═════ MATERIAL TO PROCESS ═════
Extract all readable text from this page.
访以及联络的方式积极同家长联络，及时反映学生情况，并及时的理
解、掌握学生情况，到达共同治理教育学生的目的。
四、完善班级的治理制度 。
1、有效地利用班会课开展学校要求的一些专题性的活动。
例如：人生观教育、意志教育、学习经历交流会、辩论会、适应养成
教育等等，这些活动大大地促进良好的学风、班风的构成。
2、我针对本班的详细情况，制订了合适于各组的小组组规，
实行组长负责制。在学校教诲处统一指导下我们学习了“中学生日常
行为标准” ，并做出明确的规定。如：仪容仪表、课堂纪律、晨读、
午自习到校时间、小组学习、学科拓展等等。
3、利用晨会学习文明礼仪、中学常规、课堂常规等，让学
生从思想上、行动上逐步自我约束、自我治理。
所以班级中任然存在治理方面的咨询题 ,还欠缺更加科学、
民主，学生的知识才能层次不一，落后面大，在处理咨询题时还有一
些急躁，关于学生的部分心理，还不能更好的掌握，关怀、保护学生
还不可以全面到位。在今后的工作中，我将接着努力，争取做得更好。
═════
▸ **WHAT IS BEING ASKED**:
Write out the entries above word for word.

▸ **WRITTEN REPLY**:
Extract all readable text from this page.
访以及联络的方式积极同家长联络，及时反映学生情况，并及时的理
解、掌握学生情况，到达共同治理教育学生的目的。
四、完善班级的治理制度 。
1、有效地利用班会课开展学校要求的一些专题性的活动。
例如：人生观教育、意志教育、学习经历交流会、辩论会、适应养成
教育等等，这些活动大大地促进良好的学风、班风的构成。
2、我针对本班的详细情况，制订了合适于各组的小组组规，
实行组长负责制。在学校教诲处统一指导下我们学习了“中学生日常
行为标准” ，并做出明确的规定。如：仪容仪表、课堂纪律、晨读、
午自习到校时间、小组学习、学科拓展等等。
3、利用晨会学习文明礼仪、中学常规、课堂常规等，让学
生从思想上、行动上逐步自我约束、自我治理。
所以班级中任然存在治理方面的咨询题 ,还欠缺更加科学、
民主，学生的知识才能层次不一，落后面大，在处理咨询题时还有一
些急躁，关于学生的部分心理，还不能更好的掌握，关怀、保护学生
还不可以全面到位。在今后的工作中，我将接着努力，争取做得更好。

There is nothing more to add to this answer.